- _THE TASK_
Give back all the data exactly, line by line.

- _EXTRACTED ENTRIES_

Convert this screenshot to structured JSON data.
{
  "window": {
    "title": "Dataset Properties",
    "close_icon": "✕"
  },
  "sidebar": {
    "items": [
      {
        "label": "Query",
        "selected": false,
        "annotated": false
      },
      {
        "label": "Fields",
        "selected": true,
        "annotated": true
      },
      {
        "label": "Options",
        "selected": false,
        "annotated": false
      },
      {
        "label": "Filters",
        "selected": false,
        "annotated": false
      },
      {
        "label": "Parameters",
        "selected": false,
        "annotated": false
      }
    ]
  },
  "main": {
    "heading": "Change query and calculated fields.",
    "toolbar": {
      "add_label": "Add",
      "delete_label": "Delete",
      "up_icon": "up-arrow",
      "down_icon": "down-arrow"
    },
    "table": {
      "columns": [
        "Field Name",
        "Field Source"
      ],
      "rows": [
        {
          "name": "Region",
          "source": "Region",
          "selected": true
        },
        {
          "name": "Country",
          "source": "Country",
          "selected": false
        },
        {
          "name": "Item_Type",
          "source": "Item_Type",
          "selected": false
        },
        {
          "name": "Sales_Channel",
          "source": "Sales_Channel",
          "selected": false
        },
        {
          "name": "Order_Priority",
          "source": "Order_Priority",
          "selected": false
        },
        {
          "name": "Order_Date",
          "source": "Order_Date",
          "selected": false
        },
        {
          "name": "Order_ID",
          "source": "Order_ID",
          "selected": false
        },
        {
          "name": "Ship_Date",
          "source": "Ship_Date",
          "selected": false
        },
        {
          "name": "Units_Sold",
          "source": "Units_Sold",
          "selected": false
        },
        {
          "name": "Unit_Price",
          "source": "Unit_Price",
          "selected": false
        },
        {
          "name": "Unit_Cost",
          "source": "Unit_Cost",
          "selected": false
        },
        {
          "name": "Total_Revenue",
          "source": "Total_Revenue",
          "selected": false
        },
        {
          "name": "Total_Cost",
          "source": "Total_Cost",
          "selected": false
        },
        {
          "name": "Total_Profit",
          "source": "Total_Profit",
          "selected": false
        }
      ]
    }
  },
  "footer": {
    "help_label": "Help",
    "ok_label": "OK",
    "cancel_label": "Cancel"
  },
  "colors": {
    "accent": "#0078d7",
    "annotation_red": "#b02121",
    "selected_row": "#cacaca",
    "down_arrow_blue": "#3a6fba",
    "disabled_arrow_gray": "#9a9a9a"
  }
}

- _FULL RESPONSE_
Convert this screenshot to structured JSON data.
{
  "window": {
    "title": "Dataset Properties",
    "close_icon": "✕"
  },
  "sidebar": {
    "items": [
      {
        "label": "Query",
        "selected": false,
        "annotated": false
      },
      {
        "label": "Fields",
        "selected": true,
        "annotated": true
      },
      {
        "label": "Options",
        "selected": false,
        "annotated": false
      },
      {
        "label": "Filters",
        "selected": false,
        "annotated": false
      },
      {
        "label": "Parameters",
        "selected": false,
        "annotated": false
      }
    ]
  },
  "main": {
    "heading": "Change query and calculated fields.",
    "toolbar": {
      "add_label": "Add",
      "delete_label": "Delete",
      "up_icon": "up-arrow",
      "down_icon": "down-arrow"
    },
    "table": {
      "columns": [
        "Field Name",
        "Field Source"
      ],
      "rows": [
        {
          "name": "Region",
          "source": "Region",
          "selected": true
        },
        {
          "name": "Country",
          "source": "Country",
          "selected": false
        },
        {
          "name": "Item_Type",
          "source": "Item_Type",
          "selected": false
        },
        {
          "name": "Sales_Channel",
          "source": "Sales_Channel",
          "selected": false
        },
        {
          "name": "Order_Priority",
          "source": "Order_Priority",
          "selected": false
        },
        {
          "name": "Order_Date",
          "source": "Order_Date",
          "selected": false
        },
        {
          "name": "Order_ID",
          "source": "Order_ID",
          "selected": false
        },
        {
          "name": "Ship_Date",
          "source": "Ship_Date",
          "selected": false
        },
        {
          "name": "Units_Sold",
          "source": "Units_Sold",
          "selected": false
        },
        {
          "name": "Unit_Price",
          "source": "Unit_Price",
          "selected": false
        },
        {
          "name": "Unit_Cost",
          "source": "Unit_Cost",
          "selected": false
        },
        {
          "name": "Total_Revenue",
          "source": "Total_Revenue",
          "selected": false
        },
        {
          "name": "Total_Cost",
          "source": "Total_Cost",
          "selected": false
        },
        {
          "name": "Total_Profit",
          "source": "Total_Profit",
          "selected": false
        }
      ]
    }
  },
  "footer": {
    "help_label": "Help",
    "ok_label": "OK",
    "cancel_label": "Cancel"
  },
  "colors": {
    "accent": "#0078d7",
    "annotation_red": "#b02121",
    "selected_row": "#cacaca",
    "down_arrow_blue": "#3a6fba",
    "disabled_arrow_gray": "#9a9a9a"
  }
}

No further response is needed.